● 課題内容: 2022年5月のM&A件数に関する抜粋テキストのうち、「2022年5月のM&A件数(適時開示ベー」から「買収5件、売却7件)だった。」までの部分をそのまま書き出してください。

● 抜粋テキスト:
..............................

2022年5月のM&A件数(適時開示ベース)は前年同月比11件増の78件で、1月以来4カ月ぶりに前年を上回った。年明けにオミクロン株の一時流行、その後はウクライナ危機、急激な円安が続いているが、ひとまず失速を免れた格好だ。ただ、国内案件が堅調に推移する一方、国境をまたぐ海外案件は低調なままで、こうした構図に変化は見られない。
取引金額(公表分を集計)は4680億円。TOB(株式公開買い付け)に最大1680億円を投じる近鉄グループホールディングス(HD)の案件を含めて、100億円を超えるM&Aは11件あり、2月と並んで今年最も多かった。
上場企業の適時開示情報のうち、経営権の移転を伴うM&A(グループ内再編は除く)について、M&A Online編集部が集計した。
5月のM&A78件の内訳は買収66件、売却12件(買収側、売却側の双方が発表したケースは買収側でカウント)。このうち海外案件は12件(買収5件、売却7件)だった。

..............................

● 提供資料:
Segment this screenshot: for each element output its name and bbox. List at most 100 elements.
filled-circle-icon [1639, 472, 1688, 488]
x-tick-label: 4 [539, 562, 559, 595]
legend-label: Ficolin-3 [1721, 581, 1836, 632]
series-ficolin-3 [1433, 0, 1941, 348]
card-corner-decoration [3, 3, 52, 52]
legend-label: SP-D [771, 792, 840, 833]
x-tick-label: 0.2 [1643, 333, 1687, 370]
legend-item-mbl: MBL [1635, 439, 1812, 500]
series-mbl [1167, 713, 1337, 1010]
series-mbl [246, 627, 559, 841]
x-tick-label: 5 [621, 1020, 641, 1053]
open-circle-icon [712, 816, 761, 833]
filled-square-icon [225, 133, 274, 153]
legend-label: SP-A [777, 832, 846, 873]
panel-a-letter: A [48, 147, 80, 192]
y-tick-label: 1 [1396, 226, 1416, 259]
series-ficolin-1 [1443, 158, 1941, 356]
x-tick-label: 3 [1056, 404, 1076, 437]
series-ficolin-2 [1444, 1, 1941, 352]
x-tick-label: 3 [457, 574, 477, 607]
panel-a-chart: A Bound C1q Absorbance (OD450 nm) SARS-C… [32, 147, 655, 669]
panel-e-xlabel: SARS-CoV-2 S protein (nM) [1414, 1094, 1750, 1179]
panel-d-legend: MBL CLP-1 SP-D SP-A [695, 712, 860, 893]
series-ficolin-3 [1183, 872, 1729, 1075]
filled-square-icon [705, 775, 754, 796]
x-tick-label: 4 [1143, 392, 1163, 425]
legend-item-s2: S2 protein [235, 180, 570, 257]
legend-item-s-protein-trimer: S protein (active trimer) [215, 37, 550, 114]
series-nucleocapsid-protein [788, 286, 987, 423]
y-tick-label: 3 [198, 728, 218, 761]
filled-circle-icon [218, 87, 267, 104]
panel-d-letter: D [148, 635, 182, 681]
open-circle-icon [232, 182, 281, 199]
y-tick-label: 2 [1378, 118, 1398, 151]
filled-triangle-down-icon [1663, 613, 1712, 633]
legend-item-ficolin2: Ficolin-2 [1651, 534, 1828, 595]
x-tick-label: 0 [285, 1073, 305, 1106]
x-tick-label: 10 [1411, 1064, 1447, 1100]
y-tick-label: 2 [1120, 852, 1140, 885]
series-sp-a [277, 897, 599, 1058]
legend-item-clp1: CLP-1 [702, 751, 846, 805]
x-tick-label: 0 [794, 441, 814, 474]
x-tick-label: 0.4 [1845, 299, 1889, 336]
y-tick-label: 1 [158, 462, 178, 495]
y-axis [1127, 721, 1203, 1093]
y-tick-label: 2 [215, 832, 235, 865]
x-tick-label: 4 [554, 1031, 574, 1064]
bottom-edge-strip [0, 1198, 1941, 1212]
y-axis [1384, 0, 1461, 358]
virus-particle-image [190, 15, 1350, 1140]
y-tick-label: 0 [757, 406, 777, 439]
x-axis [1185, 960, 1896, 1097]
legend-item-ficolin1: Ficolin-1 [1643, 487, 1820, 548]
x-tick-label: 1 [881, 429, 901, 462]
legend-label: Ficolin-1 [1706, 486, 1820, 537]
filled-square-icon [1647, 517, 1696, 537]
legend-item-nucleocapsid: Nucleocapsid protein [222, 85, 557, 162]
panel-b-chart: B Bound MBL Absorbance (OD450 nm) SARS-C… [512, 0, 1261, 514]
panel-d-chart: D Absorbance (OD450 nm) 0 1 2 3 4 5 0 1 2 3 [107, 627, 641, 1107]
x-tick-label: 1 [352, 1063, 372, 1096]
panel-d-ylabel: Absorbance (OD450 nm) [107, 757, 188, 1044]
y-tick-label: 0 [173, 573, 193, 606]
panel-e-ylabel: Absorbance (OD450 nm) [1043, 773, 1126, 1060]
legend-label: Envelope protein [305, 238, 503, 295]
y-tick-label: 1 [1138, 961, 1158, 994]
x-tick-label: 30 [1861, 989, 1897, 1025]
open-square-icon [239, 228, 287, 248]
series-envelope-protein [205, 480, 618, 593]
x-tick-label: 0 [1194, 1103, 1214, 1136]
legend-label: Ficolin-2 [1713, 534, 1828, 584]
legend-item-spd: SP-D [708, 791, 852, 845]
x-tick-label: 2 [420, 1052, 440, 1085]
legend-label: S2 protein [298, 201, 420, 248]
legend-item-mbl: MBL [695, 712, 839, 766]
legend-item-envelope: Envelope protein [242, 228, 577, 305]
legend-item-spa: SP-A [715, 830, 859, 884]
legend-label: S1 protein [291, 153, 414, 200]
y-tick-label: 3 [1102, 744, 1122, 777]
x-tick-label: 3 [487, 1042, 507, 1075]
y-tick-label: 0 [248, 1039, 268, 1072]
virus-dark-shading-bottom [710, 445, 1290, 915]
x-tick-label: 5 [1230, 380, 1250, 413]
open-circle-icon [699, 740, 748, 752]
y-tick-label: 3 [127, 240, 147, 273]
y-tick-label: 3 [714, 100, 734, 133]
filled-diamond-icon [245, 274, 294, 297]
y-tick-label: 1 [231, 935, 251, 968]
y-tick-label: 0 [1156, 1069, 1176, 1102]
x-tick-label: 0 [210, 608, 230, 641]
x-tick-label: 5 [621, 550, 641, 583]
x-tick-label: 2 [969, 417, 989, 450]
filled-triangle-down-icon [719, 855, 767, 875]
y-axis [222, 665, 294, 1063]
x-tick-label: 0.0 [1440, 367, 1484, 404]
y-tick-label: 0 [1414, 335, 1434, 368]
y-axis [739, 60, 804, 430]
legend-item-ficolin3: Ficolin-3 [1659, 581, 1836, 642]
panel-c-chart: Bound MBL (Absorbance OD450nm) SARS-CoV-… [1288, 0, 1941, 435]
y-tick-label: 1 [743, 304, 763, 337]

..............................

● 課題の結果:
2022年5月のM&A件数(適時開示ベース)は前年同月比11件増の78件で、1月以来4カ月ぶりに前年を上回った。年明けにオミクロン株の一時流行、その後はウクライナ危機、急激な円安が続いているが、ひとまず失速を免れた格好だ。ただ、国内案件が堅調に推移する一方、国境をまたぐ海外案件は低調なままで、こうした構図に変化は見られない。
取引金額(公表分を集計)は4680億円。TOB(株式公開買い付け)に最大1680億円を投じる近鉄グループホールディングス(HD)の案件を含めて、100億円を超えるM&Aは11件あり、2月と並んで今年最も多かった。
上場企業の適時開示情報のうち、経営権の移転を伴うM&A(グループ内再編は除く)について、M&A Online編集部が集計した。
5月のM&A78件の内訳は買収66件、売却12件(買収側、売却側の双方が発表したケースは買収側でカウント)。このうち海外案件は12件(買収5件、売却7件)だった。